Stored records
_ _ _

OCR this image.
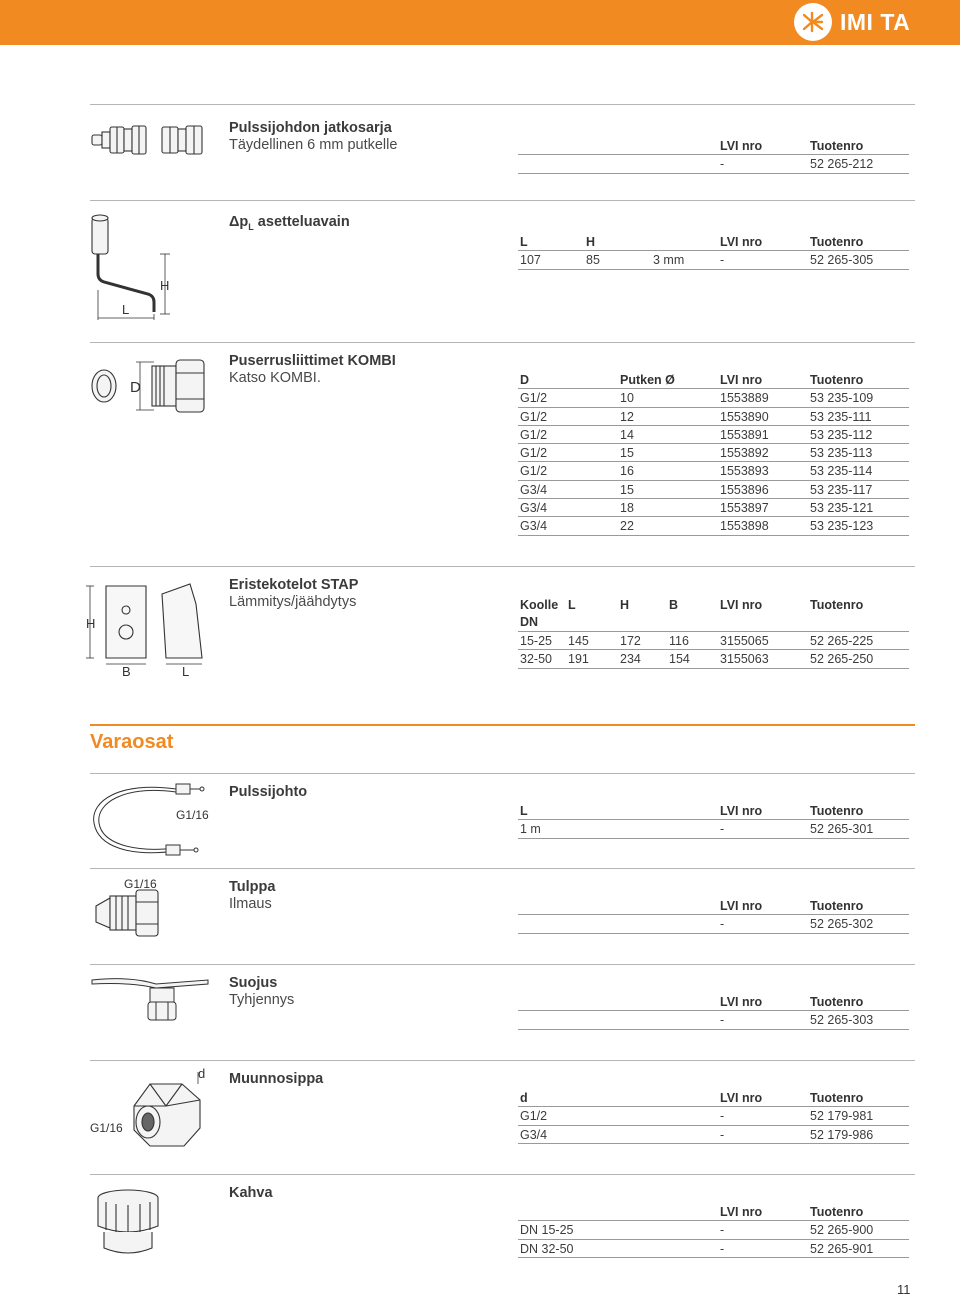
IMI TA
Pulssijohdon jatkosarja
Täydellinen 6 mm putkelle	LVI nro	Tuotenro
-	52 265-212
L
H
$\Delta p_L$ asetteluavain
L	H	LVI nro	Tuotenro
107	85	3 mm	-	52 265-305
D
Puserrusliittimet KOMBI
Katso KOMBI.	D	Putken Ø	LVI nro	Tuotenro
G1/2	10	1553889	53 235-109
G1/2	12	1553890	53 235-111
G1/2	14	1553891	53 235-112
G1/2	15	1553892	53 235-113
G1/2	16	1553893	53 235-114
G3/4	15	1553896	53 235-117
G3/4	18	1553897	53 235-121
G3/4	22	1553898	53 235-123
H
B	L
Eristekotelot STAP
Lämmitys/jäähdytys	Koolle
DN
L	H	B	LVI nro	Tuotenro
15-25 145 172 116 3155065	52 265-225
32-50 191 234 154 3155063	52 265-250
Varaosat
G1/16
Pulssijohto
L	LVI nro	Tuotenro
1 m	-	52 265-301
G1/16	Tulppa
Ilmaus	LVI nro	Tuotenro
-	52 265-302
Suojus
Tyhjennys	LVI nro	Tuotenro
-	52 265-303
d
G1/16
Muunnosippa
d	LVI nro	Tuotenro
G1/2	-	52 179-981
G3/4	-	52 179-986
Kahva
LVI nro	Tuotenro
DN 15-25	-	52 265-900
DN 32-50	-	52 265-901
11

_ _ _

PROBLEM TO WORK ON ::
Gather each line from the entries above that includes the word "KOMBI".

WRITTEN SOLUTION ::
Puserrusliittimet KOMBI
Katso KOMBI.	D	Putken Ø	LVI nro	Tuotenro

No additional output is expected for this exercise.